▸ SET TASK
Look through the lines below and extract any with the word "ylabel".

─── SUPPLIED MATERIAL

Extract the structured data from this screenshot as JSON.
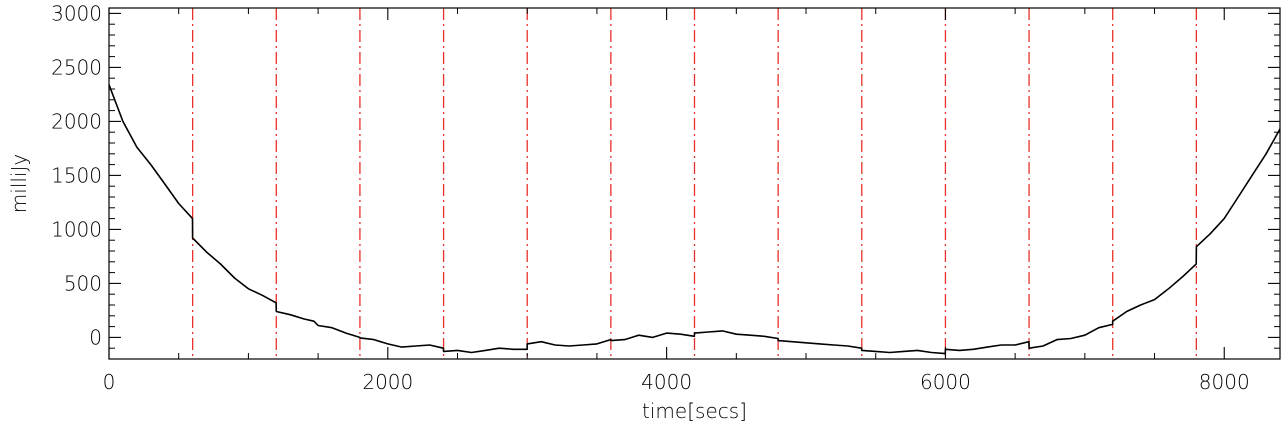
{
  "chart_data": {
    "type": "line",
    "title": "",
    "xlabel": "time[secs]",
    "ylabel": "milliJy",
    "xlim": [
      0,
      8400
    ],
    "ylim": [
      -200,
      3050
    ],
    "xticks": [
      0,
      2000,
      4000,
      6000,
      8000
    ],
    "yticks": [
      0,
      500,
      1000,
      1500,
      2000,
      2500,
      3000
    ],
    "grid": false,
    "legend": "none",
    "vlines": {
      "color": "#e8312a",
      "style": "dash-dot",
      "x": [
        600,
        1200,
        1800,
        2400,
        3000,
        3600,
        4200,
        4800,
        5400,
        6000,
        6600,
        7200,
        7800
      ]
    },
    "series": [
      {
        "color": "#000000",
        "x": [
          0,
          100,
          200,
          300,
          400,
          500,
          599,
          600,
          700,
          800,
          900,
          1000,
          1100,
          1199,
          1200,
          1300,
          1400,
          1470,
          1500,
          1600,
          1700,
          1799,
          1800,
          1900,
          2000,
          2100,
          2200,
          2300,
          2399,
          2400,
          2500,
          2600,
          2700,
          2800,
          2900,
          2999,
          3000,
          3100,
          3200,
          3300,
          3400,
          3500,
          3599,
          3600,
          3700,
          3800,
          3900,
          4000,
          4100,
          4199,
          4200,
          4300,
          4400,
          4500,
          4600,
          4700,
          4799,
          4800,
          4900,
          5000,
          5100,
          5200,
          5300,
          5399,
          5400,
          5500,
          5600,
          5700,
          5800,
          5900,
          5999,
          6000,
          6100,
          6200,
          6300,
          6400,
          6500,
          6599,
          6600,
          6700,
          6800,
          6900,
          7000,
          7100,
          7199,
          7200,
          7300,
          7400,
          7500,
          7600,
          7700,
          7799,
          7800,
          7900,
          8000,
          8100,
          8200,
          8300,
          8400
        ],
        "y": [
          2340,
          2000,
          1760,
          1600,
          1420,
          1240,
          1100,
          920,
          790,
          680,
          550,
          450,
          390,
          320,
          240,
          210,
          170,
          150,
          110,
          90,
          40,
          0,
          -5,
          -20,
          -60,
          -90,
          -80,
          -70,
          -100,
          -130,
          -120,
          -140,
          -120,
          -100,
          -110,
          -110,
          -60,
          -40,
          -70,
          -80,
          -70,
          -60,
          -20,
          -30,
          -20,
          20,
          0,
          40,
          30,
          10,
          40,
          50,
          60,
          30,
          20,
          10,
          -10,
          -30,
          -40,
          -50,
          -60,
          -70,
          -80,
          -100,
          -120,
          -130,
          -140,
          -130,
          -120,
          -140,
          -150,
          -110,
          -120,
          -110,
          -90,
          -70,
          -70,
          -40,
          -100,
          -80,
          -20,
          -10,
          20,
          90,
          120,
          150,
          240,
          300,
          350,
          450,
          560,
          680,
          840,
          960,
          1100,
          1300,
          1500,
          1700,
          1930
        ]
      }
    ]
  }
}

──────
─── SUPPLIED MATERIAL

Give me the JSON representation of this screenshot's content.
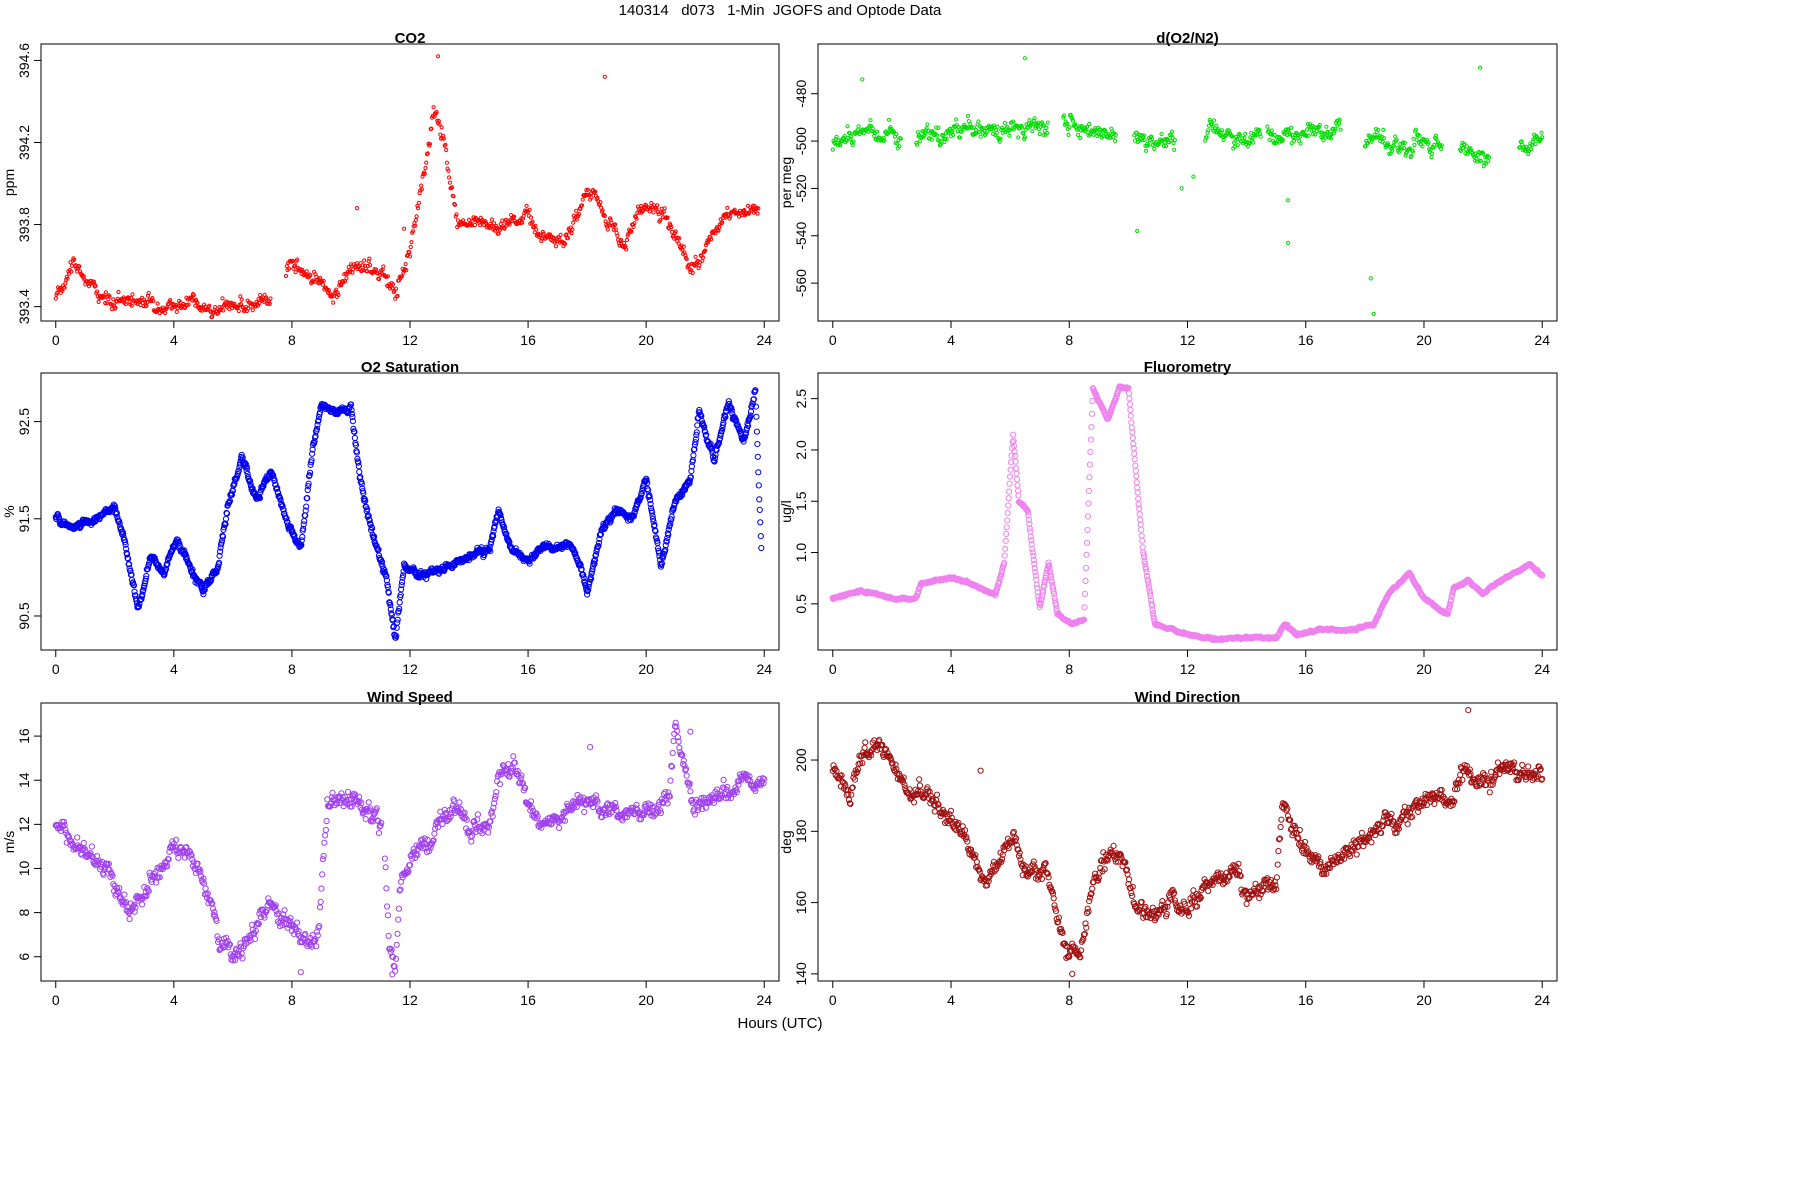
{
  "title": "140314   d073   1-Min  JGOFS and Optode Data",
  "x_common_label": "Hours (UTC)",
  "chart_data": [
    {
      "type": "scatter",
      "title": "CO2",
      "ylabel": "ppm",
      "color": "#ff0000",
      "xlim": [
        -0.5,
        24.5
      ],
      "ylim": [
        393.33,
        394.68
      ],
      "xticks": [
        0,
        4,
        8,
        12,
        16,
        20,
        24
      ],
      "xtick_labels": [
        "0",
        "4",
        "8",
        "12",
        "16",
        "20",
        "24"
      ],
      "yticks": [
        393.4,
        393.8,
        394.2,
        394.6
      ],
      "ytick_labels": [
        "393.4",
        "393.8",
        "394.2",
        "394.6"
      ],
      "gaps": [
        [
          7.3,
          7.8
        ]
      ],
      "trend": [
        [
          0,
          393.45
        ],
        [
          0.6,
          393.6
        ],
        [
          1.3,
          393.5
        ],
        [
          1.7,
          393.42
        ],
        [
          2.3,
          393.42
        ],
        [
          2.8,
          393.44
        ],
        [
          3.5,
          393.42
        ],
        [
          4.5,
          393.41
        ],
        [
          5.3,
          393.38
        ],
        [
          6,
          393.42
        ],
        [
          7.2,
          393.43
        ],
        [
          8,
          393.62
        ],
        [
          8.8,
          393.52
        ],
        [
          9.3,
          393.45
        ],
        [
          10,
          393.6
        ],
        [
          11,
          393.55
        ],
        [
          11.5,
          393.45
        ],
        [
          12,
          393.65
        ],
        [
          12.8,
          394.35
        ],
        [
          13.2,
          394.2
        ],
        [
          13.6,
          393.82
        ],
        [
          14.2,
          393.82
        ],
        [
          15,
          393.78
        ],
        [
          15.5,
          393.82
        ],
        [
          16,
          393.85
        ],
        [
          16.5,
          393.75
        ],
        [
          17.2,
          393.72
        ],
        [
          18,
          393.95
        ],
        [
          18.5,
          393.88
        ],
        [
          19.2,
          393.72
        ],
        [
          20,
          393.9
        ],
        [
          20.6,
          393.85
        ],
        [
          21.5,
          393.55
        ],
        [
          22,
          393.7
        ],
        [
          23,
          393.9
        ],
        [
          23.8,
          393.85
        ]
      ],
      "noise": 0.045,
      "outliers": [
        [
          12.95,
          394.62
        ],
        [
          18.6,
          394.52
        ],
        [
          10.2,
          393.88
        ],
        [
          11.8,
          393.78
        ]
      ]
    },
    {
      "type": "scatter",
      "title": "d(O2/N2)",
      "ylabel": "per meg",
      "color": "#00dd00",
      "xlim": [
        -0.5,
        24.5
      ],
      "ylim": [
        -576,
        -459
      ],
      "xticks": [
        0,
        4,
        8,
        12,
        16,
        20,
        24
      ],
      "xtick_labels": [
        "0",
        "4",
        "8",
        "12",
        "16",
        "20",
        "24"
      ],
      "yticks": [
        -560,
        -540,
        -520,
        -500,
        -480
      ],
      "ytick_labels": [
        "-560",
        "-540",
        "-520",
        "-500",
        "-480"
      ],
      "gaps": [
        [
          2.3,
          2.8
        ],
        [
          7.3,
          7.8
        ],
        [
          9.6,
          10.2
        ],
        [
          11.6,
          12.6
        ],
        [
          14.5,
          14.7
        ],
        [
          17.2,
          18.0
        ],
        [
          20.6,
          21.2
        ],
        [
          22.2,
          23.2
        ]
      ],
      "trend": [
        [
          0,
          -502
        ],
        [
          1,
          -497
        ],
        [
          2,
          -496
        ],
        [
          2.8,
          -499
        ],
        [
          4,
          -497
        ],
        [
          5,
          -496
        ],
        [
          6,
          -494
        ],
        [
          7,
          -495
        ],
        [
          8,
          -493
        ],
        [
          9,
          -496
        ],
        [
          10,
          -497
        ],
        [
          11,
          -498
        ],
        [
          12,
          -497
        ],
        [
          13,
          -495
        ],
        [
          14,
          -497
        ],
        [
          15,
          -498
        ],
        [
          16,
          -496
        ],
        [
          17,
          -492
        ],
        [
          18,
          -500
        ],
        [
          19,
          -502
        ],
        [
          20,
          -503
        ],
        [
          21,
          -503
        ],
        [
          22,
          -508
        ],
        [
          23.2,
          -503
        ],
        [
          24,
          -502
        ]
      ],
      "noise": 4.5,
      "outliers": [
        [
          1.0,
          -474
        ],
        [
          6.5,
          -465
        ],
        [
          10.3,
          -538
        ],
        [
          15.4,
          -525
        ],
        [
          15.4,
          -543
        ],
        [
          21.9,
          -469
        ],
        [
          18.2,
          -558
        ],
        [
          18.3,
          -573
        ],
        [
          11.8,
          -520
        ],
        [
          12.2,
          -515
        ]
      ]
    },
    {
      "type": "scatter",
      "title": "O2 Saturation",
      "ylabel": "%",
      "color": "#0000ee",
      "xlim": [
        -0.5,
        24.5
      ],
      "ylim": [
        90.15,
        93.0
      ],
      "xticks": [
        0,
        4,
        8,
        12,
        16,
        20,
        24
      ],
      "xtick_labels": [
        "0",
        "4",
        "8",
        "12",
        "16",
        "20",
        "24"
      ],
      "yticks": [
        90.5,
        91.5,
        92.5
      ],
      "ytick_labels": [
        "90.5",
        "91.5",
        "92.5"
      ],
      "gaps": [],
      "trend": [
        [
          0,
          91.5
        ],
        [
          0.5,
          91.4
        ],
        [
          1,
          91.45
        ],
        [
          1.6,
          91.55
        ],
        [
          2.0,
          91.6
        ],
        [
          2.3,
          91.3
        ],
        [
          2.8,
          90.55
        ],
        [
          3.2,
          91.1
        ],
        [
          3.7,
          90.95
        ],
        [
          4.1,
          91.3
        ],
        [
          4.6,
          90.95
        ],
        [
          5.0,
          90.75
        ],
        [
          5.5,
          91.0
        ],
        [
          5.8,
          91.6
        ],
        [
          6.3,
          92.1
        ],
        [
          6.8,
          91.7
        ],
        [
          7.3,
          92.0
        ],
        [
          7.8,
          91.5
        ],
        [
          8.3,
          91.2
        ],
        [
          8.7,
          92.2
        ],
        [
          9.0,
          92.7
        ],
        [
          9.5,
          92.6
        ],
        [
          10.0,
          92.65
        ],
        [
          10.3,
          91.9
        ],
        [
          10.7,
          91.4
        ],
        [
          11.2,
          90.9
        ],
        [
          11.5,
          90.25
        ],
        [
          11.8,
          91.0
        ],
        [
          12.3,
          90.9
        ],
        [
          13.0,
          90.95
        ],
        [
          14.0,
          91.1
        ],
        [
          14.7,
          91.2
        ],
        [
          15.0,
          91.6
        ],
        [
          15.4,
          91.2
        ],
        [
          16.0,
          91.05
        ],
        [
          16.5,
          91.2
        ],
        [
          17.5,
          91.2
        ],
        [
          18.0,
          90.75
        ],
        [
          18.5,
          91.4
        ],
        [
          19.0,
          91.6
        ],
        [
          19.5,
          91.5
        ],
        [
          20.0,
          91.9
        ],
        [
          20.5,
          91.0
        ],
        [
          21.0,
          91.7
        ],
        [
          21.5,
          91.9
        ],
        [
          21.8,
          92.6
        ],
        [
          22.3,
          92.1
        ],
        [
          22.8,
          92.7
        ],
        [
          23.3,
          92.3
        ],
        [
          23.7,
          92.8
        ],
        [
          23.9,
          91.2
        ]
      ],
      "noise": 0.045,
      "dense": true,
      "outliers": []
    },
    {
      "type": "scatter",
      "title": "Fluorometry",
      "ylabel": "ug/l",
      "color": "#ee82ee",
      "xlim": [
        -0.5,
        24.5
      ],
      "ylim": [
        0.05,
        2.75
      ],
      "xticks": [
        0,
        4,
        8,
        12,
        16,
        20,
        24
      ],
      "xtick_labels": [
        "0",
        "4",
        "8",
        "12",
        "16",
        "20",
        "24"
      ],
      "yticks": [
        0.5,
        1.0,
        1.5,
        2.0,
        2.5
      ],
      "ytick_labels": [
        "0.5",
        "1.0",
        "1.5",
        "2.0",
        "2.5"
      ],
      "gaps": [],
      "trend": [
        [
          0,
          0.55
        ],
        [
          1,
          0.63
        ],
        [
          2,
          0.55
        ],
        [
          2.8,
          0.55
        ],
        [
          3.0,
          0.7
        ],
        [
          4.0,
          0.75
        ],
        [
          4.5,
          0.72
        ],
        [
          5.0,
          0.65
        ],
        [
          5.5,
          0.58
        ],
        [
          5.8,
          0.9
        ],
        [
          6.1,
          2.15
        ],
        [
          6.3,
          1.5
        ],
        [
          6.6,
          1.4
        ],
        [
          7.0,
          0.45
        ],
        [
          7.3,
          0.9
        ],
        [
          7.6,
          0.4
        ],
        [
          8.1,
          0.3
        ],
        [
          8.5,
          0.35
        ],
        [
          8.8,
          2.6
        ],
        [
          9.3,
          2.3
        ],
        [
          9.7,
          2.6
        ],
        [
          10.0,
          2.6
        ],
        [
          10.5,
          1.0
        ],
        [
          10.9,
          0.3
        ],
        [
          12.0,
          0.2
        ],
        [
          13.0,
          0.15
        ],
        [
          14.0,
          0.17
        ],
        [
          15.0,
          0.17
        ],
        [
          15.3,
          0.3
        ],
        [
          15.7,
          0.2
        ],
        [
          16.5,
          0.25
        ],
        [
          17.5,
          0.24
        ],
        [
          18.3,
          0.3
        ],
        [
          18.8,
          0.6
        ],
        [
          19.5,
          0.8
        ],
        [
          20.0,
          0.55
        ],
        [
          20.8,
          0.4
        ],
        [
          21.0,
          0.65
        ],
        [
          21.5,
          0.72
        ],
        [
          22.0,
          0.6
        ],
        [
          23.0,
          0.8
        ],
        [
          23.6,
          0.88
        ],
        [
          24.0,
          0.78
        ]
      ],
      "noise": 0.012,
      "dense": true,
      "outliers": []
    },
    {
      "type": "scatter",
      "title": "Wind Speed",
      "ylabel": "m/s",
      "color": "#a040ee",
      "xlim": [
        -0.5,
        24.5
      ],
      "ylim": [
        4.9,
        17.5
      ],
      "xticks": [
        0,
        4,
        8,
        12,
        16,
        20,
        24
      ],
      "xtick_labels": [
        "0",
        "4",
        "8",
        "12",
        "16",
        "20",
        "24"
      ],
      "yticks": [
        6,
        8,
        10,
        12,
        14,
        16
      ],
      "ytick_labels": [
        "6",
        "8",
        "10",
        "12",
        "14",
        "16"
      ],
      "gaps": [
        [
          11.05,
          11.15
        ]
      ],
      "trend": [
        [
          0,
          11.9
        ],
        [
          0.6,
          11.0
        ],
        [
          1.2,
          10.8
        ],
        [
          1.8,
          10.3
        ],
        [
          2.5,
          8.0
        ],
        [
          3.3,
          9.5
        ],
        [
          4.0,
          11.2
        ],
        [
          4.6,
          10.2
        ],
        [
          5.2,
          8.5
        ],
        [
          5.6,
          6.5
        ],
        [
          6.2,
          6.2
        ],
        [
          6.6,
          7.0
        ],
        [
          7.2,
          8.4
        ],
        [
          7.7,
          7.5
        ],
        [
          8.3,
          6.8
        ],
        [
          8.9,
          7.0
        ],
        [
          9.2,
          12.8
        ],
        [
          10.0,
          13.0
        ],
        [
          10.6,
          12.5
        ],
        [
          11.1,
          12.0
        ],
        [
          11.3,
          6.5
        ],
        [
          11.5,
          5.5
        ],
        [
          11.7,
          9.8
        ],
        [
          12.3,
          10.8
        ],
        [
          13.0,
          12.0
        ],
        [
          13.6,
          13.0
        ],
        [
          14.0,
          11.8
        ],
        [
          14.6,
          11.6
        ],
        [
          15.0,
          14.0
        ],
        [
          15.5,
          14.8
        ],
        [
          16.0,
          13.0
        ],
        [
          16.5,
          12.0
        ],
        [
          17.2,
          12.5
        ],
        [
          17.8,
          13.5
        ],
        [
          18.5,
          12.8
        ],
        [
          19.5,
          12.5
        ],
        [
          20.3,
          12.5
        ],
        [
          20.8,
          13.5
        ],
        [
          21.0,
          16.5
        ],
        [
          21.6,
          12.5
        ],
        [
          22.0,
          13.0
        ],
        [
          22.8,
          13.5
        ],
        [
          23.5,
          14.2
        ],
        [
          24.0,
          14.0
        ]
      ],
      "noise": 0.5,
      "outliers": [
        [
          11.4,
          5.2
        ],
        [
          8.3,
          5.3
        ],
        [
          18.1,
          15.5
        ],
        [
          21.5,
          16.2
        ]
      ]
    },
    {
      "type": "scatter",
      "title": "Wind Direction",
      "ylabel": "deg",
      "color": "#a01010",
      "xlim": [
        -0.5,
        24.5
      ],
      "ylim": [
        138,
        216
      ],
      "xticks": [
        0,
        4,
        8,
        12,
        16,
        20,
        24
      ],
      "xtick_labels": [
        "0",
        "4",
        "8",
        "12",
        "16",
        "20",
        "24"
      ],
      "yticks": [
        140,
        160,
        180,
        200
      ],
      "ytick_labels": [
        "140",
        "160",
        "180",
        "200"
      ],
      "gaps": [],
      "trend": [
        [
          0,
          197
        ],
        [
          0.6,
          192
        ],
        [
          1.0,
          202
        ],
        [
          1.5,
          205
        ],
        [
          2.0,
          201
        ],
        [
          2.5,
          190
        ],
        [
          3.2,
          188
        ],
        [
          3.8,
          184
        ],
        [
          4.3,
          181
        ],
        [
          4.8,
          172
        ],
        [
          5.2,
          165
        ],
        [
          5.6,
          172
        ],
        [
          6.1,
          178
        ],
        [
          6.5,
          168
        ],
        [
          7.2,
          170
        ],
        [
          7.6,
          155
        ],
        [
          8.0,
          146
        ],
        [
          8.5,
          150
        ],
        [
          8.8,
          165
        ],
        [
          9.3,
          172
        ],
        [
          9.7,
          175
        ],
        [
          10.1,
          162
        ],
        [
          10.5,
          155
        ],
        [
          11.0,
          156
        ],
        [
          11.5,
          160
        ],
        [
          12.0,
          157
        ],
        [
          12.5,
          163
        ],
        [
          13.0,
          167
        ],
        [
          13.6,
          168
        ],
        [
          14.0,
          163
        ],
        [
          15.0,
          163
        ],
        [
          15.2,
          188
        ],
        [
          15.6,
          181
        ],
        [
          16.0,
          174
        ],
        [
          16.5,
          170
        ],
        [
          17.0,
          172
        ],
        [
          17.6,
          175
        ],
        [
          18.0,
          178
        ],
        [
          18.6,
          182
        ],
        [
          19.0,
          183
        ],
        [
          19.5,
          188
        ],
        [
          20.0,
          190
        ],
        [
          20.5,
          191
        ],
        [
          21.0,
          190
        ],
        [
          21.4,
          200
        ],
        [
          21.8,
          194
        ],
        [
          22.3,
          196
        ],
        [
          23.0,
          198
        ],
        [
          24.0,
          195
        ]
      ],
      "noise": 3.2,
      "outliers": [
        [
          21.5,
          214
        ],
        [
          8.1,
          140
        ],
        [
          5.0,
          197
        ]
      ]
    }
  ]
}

──────

▸ ANSWER TO THE PROBLEM
    "ylabel": "milliJy",
      "ylabel": "ppm",
      "ylabel": "per meg",
      "ylabel": "%",
      "ylabel": "ug/l",
      "ylabel": "m/s",
      "ylabel": "deg",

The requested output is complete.